Count the lines below that contain the word "color" and give only that number.

[Saved entries]
++++++++
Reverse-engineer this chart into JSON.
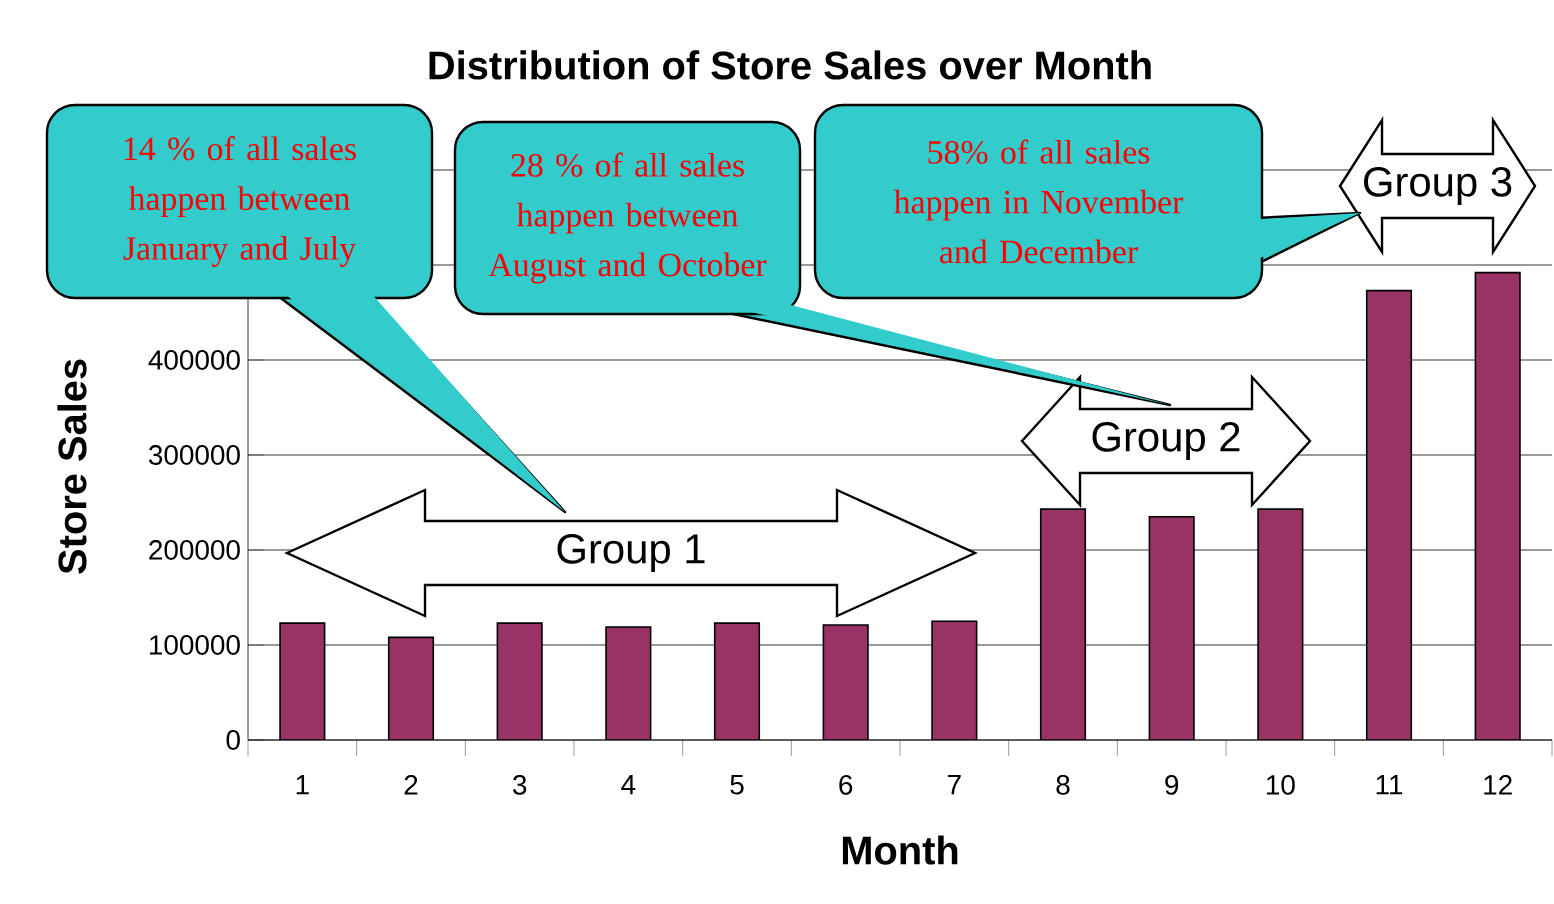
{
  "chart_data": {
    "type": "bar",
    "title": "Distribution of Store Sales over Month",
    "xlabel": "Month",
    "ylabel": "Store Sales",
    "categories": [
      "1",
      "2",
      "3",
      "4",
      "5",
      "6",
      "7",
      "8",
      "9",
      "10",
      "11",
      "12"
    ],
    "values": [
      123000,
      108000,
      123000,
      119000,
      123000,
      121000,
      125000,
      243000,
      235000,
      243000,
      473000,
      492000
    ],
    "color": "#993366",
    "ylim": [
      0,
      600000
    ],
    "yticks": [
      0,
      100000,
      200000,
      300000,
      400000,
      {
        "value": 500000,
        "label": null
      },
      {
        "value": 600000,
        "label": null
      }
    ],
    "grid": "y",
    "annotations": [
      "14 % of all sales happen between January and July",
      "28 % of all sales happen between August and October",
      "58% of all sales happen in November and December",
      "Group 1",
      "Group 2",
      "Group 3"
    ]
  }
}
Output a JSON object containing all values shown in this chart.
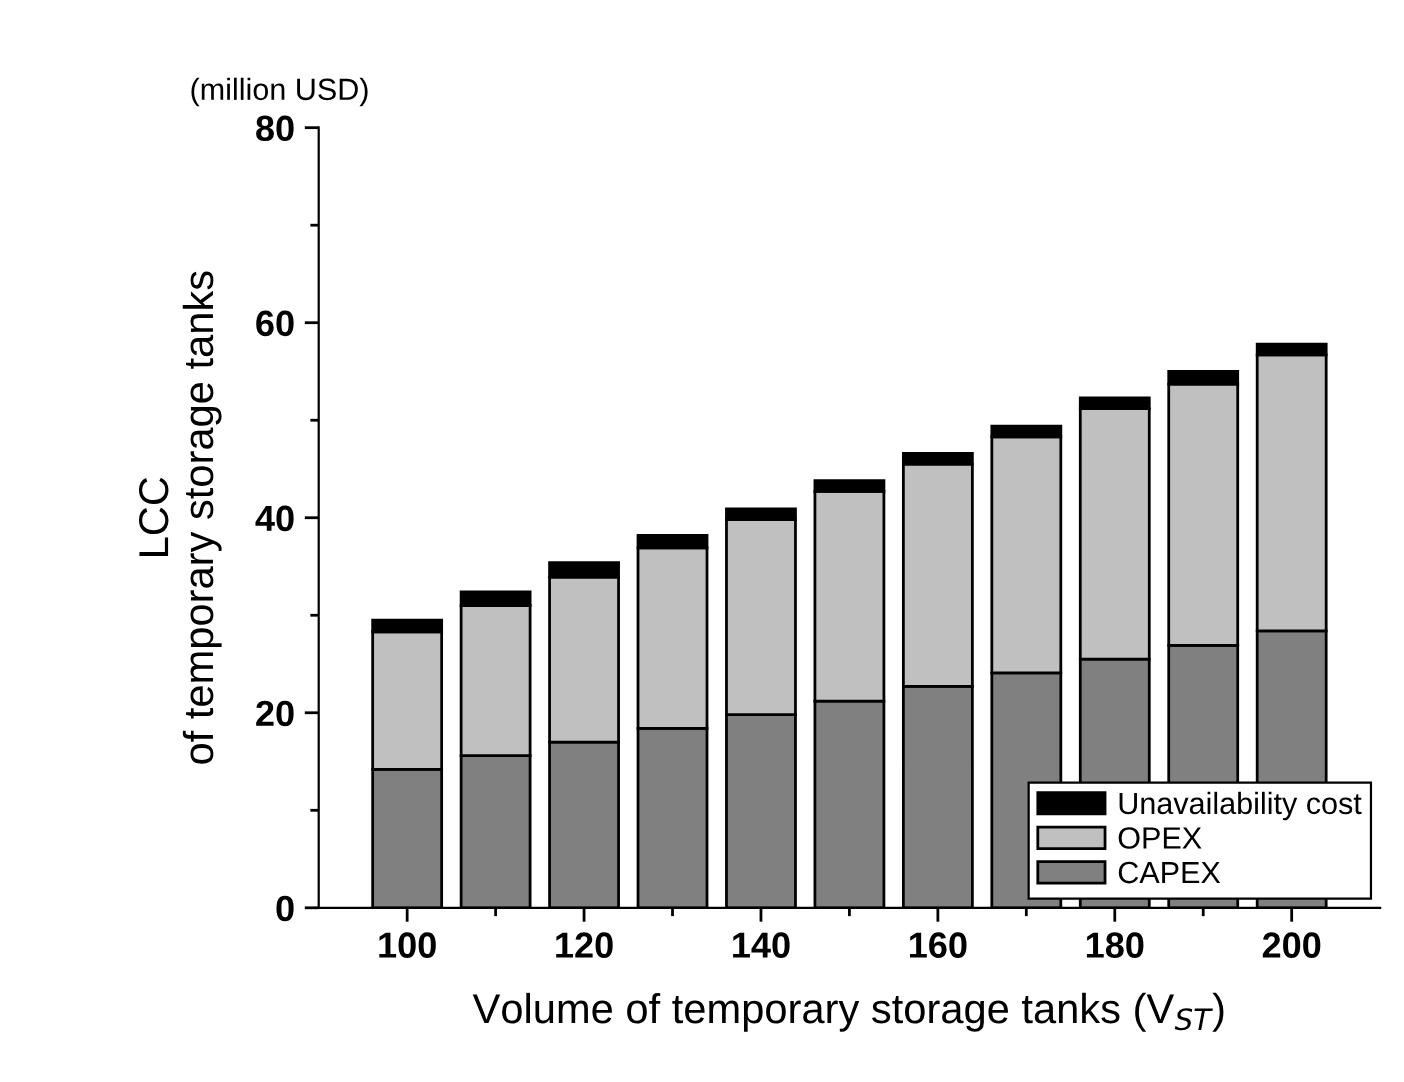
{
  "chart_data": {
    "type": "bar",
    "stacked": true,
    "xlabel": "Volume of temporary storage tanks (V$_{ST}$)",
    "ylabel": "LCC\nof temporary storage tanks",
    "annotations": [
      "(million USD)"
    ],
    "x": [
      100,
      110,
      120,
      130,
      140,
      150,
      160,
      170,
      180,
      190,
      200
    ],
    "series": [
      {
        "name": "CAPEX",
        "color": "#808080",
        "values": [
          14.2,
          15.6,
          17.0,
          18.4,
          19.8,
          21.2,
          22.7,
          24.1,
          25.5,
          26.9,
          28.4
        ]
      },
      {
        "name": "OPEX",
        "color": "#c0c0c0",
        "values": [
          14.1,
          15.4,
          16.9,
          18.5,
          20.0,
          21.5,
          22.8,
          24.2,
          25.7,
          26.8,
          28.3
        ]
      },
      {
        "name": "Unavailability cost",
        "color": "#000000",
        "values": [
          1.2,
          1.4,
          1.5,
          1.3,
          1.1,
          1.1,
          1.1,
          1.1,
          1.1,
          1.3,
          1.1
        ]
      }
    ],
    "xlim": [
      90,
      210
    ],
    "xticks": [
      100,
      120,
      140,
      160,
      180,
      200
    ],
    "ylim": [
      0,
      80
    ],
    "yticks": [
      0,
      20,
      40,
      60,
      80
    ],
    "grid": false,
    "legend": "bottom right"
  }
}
++++++++
Finished exercise
4